* Items *
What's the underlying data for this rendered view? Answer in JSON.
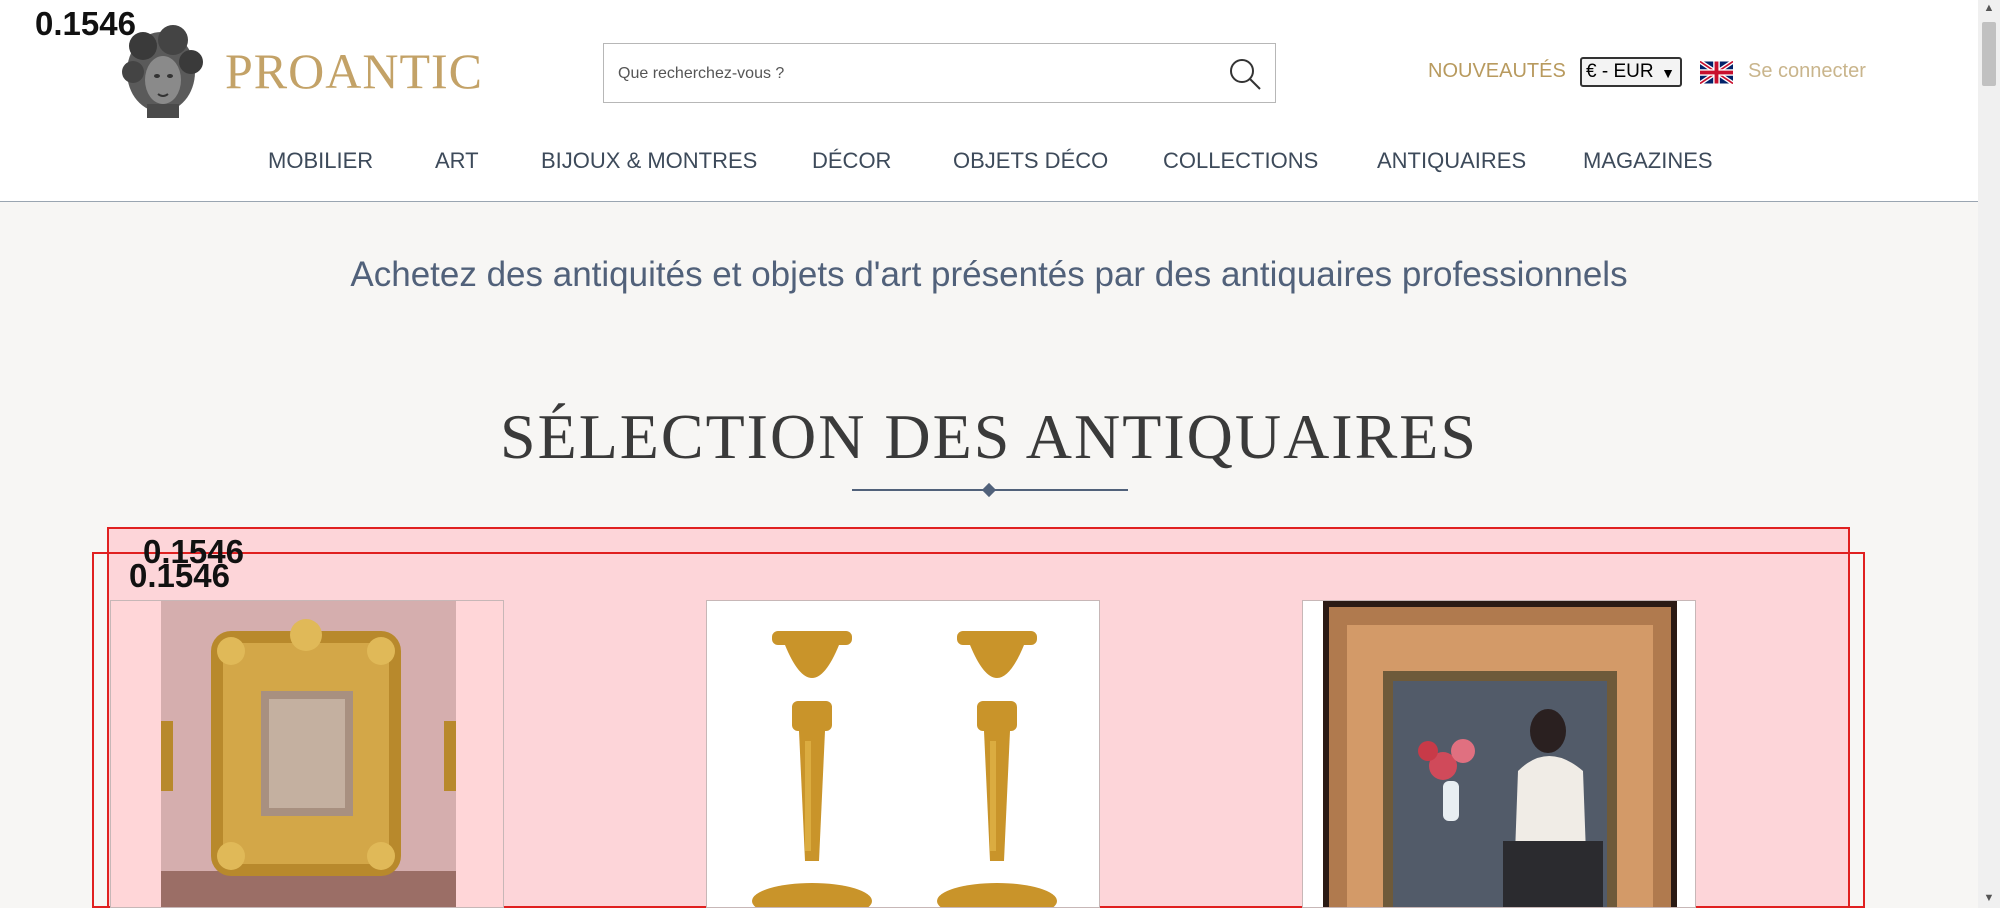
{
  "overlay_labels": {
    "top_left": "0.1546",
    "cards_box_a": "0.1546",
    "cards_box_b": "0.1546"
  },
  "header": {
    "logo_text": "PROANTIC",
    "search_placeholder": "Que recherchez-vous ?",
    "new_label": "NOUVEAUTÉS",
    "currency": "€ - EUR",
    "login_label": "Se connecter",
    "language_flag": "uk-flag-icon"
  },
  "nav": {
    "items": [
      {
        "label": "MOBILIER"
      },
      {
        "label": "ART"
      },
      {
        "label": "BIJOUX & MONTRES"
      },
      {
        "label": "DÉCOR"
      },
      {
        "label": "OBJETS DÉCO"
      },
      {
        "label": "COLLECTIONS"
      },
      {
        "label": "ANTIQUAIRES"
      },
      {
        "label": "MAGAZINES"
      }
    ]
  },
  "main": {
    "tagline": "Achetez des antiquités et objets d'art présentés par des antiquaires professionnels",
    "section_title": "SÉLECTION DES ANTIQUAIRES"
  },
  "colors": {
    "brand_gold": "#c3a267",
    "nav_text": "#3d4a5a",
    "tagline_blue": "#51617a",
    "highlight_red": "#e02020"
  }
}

* Exercise requirements *
Transcribe every entry word for word, but skip the pictures.

* Final answer *
What's the underlying data for this rendered view? Answer in JSON.
{
  "overlay_labels": {
    "top_left": "0.1546",
    "cards_box_a": "0.1546",
    "cards_box_b": "0.1546"
  },
  "header": {
    "logo_text": "PROANTIC",
    "search_placeholder": "Que recherchez-vous ?",
    "new_label": "NOUVEAUTÉS",
    "currency": "€ - EUR",
    "login_label": "Se connecter",
    "language_flag": "uk-flag-icon"
  },
  "nav": {
    "items": [
      {
        "label": "MOBILIER"
      },
      {
        "label": "ART"
      },
      {
        "label": "BIJOUX & MONTRES"
      },
      {
        "label": "DÉCOR"
      },
      {
        "label": "OBJETS DÉCO"
      },
      {
        "label": "COLLECTIONS"
      },
      {
        "label": "ANTIQUAIRES"
      },
      {
        "label": "MAGAZINES"
      }
    ]
  },
  "main": {
    "tagline": "Achetez des antiquités et objets d'art présentés par des antiquaires professionnels",
    "section_title": "SÉLECTION DES ANTIQUAIRES"
  },
  "colors": {
    "brand_gold": "#c3a267",
    "nav_text": "#3d4a5a",
    "tagline_blue": "#51617a",
    "highlight_red": "#e02020"
  }
}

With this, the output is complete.